Whenever possible, homo sapiens’ hatred of others leads to mass murder.

8) Colin, much of this is happening in many parts of our world today. And yet you still have faith in young people?

I have faith in the homo aeternens amongst young people.

9. Which you still haven’t explained. Can you please explain how you came to this idea?

It came much later. When I retired some of my ex-pupils asked me to keep in touch by opening a Facebook page. Most people tell others about their love-life or families. I decided to try to explain why wars happen.

10) Which everyone would certainly like to know! Why do you say they happen?

With the help of one of the United States’ most famous physicists, I’m going to tell you.

Professor Murray Gell-Mann is famous for discovering why anything exist at all, that everything is made up of quantum particles to which he gave the name ‘quarks’ to the most basic.

11) Colin, you mentioned a book by him that you found important. Can you tell us about it?

His book is called ‘The Jaguar and the Quark’, published in 1994. I read it only very recently, but it is the reason I sent my abstract to the Carnegie Foundations.

He likens discoveries in quantum physics with sighting the most elusive of all the big cats. I can’t follow all his quantum explanations, but in his final chapter he turns to human problems: ‘The world is experiencing simultaneous trends towards unity and ‘destructive particularism.’

12) Destructive I understand. But what is particularism? Can you explain this for our readers?

He means the habits most humans have of thinking that only their particular group matters: that every other group, and not only figuratively, will go to hell. This is a very serious topic in many parts of the world. It should be taken seriously. It fuels very vicious wars.

He goes on to write that unless these habits are reduced, we will have military competitions, breeding competitions, and competitions for resources at levels that will make sustainability of quality [of life] difficult or impossible to achieve. Seemingly, a dramatic ideological transition is needed, comprising a transformation of our ways of thinking, our schemata, our paradigms, if we humans are to approach sustainability in our relations with one another, to say nothing of interactions with the rest of the biosphere.’

And he insists that this transformation of our way of thinking must be ‘from the bottom up’.

13)  Meaning that it should be learnt by young children?

Meaning that it must be learnt by young people everywhere. Which means must be learnt from ordinary teachers in ordinary lessons in ordinary schools. What is needed is the kind of recognition that everyone can share: the kind that makes everyone respond: “Oh, yes. That’s obvious!”

14)  And you think everyone can learn this from your abstract?

# # # # # # #

WHAT THE TASK ASKS —
Answer these questions using the interview excerpt above:
(a) What is the title of the book discussed, and in what year was it published?
(b) After Colin retired, what did some ex-pupils ask Colin to do to keep in touch?
(c) According to the book's author, in what direction must the transformation of our way of thinking go?

ENTRIES SHOWN —
# # # # # # #

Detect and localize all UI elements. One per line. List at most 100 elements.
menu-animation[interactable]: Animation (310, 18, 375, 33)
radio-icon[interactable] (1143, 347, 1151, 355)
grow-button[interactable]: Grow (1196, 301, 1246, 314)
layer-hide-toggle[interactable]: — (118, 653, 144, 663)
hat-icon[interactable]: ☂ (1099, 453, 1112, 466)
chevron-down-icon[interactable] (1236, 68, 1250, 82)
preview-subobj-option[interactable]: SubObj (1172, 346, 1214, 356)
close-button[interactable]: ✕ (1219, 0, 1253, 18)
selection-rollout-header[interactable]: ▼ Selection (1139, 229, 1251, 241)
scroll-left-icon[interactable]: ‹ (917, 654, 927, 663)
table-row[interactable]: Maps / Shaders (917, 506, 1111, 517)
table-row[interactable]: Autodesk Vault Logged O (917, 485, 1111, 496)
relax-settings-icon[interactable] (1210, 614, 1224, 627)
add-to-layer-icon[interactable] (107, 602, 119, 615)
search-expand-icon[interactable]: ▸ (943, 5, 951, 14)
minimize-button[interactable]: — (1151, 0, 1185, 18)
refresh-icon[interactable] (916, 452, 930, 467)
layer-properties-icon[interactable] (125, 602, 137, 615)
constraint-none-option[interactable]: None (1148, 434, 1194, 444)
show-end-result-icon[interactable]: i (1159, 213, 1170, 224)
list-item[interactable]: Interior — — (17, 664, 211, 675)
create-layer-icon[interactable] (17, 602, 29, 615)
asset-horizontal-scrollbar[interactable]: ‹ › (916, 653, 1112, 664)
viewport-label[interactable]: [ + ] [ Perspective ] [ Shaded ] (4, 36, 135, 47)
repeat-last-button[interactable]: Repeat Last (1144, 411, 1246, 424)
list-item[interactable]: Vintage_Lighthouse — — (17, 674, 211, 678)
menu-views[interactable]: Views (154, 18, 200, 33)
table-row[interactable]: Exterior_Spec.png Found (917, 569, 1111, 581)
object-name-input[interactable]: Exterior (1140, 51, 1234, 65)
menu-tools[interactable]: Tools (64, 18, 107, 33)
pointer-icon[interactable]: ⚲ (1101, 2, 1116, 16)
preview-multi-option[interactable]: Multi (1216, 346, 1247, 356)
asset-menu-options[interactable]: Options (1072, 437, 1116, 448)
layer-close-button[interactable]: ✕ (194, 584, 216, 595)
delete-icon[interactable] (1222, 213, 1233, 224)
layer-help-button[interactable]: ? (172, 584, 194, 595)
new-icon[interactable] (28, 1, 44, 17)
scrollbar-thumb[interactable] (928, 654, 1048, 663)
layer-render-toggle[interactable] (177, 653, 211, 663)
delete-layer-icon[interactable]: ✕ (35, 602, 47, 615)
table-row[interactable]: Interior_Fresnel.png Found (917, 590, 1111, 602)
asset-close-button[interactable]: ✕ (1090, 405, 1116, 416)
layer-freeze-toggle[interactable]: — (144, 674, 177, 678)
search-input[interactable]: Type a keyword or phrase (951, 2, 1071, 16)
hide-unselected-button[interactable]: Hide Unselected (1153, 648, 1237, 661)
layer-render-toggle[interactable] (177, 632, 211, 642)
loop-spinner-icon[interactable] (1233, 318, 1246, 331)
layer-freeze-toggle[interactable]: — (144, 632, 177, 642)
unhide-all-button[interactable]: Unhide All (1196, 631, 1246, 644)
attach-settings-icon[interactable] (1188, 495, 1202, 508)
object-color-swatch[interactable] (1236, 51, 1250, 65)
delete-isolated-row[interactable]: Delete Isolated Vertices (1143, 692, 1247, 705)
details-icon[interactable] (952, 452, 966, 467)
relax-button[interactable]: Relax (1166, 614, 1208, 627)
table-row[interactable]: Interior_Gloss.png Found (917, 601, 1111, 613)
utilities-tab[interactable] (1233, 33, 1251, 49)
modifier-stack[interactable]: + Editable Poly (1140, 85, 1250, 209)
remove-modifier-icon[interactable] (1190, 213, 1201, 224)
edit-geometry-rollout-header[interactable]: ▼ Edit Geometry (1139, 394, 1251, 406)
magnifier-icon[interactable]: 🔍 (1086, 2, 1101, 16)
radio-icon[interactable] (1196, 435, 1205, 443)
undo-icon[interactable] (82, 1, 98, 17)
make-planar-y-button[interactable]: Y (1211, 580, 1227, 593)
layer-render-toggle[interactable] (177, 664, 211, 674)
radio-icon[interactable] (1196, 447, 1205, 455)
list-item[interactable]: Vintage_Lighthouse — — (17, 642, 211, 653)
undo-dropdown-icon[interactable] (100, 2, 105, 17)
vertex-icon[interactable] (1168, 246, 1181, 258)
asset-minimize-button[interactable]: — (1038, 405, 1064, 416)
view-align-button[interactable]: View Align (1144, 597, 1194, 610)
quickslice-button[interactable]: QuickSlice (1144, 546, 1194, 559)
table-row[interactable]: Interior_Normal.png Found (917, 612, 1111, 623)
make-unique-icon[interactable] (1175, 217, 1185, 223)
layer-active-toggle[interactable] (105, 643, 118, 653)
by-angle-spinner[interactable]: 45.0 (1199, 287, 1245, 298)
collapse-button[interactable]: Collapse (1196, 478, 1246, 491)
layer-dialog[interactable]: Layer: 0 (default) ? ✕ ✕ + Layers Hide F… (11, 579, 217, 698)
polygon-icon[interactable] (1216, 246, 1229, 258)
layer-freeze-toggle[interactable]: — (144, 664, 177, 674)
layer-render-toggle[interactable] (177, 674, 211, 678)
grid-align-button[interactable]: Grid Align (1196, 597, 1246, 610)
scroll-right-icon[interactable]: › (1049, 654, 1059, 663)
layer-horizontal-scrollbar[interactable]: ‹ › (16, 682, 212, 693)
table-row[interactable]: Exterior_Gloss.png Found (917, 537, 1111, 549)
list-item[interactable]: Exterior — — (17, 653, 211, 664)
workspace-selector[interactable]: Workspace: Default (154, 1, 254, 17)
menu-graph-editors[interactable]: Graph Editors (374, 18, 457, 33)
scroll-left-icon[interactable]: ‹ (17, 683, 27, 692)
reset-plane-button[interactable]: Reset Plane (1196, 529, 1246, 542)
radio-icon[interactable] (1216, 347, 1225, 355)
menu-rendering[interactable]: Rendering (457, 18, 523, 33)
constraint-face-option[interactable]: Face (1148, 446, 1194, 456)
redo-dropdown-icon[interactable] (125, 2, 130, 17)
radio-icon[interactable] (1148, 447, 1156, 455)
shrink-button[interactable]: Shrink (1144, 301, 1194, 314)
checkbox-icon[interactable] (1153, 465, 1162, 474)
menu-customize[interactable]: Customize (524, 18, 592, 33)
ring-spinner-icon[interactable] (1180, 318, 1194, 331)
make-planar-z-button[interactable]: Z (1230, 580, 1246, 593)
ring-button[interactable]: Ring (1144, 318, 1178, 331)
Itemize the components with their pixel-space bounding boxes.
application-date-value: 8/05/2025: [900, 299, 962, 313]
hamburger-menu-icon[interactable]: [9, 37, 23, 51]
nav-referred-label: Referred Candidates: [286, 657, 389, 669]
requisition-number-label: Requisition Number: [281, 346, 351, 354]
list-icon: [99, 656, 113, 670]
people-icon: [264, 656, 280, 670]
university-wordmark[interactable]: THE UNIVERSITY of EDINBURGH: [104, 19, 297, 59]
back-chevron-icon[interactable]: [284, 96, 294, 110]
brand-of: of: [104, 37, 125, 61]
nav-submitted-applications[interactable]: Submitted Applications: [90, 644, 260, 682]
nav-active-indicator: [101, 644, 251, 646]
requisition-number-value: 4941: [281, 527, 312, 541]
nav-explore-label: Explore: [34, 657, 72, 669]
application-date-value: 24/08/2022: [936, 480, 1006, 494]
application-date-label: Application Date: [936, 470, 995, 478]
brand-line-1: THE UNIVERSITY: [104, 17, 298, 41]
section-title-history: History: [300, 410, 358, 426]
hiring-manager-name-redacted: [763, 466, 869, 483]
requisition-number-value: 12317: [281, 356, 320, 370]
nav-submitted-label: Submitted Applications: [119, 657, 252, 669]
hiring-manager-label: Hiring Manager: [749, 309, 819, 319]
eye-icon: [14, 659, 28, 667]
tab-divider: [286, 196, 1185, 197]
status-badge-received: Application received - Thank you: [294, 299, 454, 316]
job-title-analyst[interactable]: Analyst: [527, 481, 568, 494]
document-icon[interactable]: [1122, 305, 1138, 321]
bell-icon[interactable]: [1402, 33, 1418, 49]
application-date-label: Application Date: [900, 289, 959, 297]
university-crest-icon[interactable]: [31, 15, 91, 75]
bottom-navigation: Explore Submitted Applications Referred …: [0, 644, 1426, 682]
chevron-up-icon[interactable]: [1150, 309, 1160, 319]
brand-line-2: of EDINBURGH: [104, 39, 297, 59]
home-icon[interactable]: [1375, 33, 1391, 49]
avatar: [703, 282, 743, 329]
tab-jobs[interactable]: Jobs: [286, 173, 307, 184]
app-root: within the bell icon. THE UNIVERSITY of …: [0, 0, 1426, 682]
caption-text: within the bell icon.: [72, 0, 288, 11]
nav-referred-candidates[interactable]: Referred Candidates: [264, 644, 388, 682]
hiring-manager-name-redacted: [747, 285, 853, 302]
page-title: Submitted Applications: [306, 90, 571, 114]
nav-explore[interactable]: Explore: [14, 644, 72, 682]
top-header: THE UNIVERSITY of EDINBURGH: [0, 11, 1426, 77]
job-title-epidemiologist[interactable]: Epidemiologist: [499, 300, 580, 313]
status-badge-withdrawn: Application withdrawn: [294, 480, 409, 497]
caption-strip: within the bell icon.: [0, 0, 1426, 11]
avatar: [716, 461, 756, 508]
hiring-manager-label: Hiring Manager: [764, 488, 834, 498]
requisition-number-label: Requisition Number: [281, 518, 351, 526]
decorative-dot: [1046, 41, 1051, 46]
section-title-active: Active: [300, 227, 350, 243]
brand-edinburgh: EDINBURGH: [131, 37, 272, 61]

# # # # # # #

THE COMPLETED TASK —
(a) The Jaguar and the Quark, published in 1994.
(b) They asked Colin to open a Facebook page.
(c) From the bottom up.